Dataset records
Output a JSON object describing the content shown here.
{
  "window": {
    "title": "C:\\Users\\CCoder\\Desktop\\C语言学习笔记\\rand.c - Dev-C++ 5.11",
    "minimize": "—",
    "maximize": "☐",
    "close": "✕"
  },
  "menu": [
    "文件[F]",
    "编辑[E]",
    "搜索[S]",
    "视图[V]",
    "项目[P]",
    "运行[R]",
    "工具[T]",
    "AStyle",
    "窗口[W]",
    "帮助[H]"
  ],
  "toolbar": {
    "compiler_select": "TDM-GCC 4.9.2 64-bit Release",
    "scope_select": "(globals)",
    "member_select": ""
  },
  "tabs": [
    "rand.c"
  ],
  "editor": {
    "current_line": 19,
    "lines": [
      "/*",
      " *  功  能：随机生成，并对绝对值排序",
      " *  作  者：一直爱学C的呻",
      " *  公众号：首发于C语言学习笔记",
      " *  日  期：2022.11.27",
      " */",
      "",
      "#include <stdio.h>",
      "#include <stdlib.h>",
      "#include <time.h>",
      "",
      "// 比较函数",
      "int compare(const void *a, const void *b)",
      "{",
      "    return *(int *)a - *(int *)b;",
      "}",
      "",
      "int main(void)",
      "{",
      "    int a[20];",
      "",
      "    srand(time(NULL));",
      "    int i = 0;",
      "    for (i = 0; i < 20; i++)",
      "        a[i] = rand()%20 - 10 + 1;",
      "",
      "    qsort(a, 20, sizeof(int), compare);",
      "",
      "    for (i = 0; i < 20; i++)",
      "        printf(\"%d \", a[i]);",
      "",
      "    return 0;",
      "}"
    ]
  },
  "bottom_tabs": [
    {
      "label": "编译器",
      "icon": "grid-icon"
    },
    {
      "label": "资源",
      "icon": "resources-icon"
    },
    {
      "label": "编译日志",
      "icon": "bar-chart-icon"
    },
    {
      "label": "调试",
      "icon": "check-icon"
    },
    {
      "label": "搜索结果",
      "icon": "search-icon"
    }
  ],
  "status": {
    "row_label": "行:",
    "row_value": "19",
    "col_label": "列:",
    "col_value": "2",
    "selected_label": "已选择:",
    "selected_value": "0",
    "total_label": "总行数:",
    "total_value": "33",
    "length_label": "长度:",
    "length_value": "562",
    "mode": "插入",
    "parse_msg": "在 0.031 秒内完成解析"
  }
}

— Task instructions —
Write every line of the material above again, exactly.

— Task response —
Output a JSON object describing the content shown here.
{
  "window": {
    "title": "C:\\Users\\CCoder\\Desktop\\C语言学习笔记\\rand.c - Dev-C++ 5.11",
    "minimize": "—",
    "maximize": "☐",
    "close": "✕"
  },
  "menu": [
    "文件[F]",
    "编辑[E]",
    "搜索[S]",
    "视图[V]",
    "项目[P]",
    "运行[R]",
    "工具[T]",
    "AStyle",
    "窗口[W]",
    "帮助[H]"
  ],
  "toolbar": {
    "compiler_select": "TDM-GCC 4.9.2 64-bit Release",
    "scope_select": "(globals)",
    "member_select": ""
  },
  "tabs": [
    "rand.c"
  ],
  "editor": {
    "current_line": 19,
    "lines": [
      "/*",
      " *  功  能：随机生成，并对绝对值排序",
      " *  作  者：一直爱学C的呻",
      " *  公众号：首发于C语言学习笔记",
      " *  日  期：2022.11.27",
      " */",
      "",
      "#include <stdio.h>",
      "#include <stdlib.h>",
      "#include <time.h>",
      "",
      "// 比较函数",
      "int compare(const void *a, const void *b)",
      "{",
      "    return *(int *)a - *(int *)b;",
      "}",
      "",
      "int main(void)",
      "{",
      "    int a[20];",
      "",
      "    srand(time(NULL));",
      "    int i = 0;",
      "    for (i = 0; i < 20; i++)",
      "        a[i] = rand()%20 - 10 + 1;",
      "",
      "    qsort(a, 20, sizeof(int), compare);",
      "",
      "    for (i = 0; i < 20; i++)",
      "        printf(\"%d \", a[i]);",
      "",
      "    return 0;",
      "}"
    ]
  },
  "bottom_tabs": [
    {
      "label": "编译器",
      "icon": "grid-icon"
    },
    {
      "label": "资源",
      "icon": "resources-icon"
    },
    {
      "label": "编译日志",
      "icon": "bar-chart-icon"
    },
    {
      "label": "调试",
      "icon": "check-icon"
    },
    {
      "label": "搜索结果",
      "icon": "search-icon"
    }
  ],
  "status": {
    "row_label": "行:",
    "row_value": "19",
    "col_label": "列:",
    "col_value": "2",
    "selected_label": "已选择:",
    "selected_value": "0",
    "total_label": "总行数:",
    "total_value": "33",
    "length_label": "长度:",
    "length_value": "562",
    "mode": "插入",
    "parse_msg": "在 0.031 秒内完成解析"
  }
}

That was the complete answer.